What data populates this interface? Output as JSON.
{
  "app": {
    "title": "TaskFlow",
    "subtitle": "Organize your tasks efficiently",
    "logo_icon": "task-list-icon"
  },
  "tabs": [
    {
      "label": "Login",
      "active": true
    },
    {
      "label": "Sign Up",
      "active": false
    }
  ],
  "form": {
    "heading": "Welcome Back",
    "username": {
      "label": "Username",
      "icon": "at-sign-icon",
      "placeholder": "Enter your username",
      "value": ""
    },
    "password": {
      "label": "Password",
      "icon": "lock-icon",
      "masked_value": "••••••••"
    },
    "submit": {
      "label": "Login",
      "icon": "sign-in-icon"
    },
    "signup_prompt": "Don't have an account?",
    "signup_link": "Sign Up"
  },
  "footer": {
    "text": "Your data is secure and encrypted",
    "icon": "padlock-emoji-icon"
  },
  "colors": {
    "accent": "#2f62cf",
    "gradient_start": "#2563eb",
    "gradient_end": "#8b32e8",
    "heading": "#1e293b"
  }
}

◆ ◆ ◆ ◆ ◆ ◆ ◆

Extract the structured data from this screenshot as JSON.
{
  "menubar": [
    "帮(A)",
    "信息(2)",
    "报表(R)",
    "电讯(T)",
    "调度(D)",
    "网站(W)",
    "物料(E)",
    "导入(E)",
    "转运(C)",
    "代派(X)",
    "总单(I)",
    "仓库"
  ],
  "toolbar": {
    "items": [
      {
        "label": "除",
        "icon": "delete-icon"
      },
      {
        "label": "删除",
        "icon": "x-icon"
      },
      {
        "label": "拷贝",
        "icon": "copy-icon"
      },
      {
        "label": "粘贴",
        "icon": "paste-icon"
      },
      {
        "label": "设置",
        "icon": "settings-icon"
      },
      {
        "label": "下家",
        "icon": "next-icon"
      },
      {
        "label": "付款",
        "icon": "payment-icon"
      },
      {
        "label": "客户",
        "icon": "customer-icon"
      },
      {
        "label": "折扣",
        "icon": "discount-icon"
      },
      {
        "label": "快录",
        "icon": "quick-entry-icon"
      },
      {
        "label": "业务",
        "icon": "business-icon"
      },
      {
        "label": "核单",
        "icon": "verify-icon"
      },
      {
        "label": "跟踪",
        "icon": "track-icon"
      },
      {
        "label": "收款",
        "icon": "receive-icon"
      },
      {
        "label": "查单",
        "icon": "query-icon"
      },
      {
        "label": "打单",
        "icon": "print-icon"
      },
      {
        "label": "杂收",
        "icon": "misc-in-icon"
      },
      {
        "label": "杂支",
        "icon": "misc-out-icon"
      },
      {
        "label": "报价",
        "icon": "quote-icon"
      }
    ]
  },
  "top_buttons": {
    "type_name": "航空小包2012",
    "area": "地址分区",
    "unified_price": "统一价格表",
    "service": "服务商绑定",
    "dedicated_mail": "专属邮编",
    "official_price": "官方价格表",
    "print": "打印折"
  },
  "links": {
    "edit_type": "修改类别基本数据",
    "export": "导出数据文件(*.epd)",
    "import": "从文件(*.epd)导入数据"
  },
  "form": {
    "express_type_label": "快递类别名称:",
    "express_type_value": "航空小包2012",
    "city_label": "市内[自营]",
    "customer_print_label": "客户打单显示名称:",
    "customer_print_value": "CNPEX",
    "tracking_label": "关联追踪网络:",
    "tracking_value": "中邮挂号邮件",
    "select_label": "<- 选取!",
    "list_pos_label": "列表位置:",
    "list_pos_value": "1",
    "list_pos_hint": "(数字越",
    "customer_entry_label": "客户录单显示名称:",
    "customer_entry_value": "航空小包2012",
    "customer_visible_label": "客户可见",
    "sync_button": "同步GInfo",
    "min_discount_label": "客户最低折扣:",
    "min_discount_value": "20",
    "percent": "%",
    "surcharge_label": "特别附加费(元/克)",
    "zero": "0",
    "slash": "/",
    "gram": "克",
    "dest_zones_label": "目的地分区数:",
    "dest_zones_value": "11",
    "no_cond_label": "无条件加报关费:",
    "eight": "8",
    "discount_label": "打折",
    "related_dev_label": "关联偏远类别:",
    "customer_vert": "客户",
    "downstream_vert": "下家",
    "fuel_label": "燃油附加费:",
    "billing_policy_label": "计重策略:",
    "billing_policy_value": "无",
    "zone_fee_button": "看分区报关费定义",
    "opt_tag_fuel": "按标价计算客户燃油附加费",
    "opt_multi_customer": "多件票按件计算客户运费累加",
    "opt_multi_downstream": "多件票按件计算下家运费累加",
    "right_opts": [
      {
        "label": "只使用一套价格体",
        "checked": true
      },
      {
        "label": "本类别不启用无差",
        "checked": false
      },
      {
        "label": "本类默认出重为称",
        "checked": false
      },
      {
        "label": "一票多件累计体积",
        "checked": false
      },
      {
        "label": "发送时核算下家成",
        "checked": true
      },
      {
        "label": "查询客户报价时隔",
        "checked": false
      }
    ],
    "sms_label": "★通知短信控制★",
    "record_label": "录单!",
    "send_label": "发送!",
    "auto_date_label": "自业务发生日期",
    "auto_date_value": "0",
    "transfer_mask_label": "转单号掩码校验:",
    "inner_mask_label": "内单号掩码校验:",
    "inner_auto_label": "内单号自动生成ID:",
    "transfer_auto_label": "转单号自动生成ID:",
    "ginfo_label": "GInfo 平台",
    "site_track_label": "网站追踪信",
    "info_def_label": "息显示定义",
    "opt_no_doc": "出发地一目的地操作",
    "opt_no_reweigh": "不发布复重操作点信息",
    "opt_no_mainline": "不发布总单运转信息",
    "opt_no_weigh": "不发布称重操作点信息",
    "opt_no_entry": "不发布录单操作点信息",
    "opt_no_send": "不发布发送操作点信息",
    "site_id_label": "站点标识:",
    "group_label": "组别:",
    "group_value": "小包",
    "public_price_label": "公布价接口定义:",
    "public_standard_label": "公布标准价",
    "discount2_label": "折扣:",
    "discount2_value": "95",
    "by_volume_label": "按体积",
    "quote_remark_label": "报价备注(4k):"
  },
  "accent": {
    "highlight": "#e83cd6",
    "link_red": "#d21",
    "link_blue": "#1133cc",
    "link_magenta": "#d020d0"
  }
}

◆ ◆ ◆ ◆ ◆ ◆ ◆

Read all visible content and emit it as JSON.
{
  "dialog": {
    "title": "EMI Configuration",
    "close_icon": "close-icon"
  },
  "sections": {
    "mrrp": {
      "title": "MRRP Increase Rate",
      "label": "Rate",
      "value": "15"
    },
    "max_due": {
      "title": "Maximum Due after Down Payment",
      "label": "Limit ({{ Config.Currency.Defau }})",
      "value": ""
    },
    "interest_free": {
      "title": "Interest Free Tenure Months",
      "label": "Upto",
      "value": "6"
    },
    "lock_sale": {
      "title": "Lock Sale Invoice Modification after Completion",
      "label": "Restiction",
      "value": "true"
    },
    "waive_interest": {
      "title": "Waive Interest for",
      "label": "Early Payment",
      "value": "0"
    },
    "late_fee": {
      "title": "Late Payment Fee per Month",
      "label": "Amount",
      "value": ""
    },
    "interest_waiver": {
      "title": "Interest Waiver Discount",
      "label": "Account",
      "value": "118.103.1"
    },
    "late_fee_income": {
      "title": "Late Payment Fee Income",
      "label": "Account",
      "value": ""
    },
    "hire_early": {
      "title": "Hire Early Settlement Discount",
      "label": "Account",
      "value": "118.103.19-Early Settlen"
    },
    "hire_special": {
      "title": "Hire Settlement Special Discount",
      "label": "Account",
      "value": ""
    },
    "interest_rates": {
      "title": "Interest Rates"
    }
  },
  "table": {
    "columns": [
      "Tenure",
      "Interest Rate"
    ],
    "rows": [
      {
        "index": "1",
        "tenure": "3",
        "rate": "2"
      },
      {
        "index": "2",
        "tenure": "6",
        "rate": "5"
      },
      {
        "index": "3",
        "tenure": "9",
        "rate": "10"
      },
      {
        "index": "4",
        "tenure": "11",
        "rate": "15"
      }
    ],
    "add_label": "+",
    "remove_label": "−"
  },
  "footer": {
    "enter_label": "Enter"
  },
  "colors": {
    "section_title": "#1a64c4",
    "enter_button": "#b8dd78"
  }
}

◆ ◆ ◆ ◆ ◆ ◆ ◆

● Exercise goal: Report how many lines of the entries hold the word "heading". Nothing else is needed.

● Task solution: 2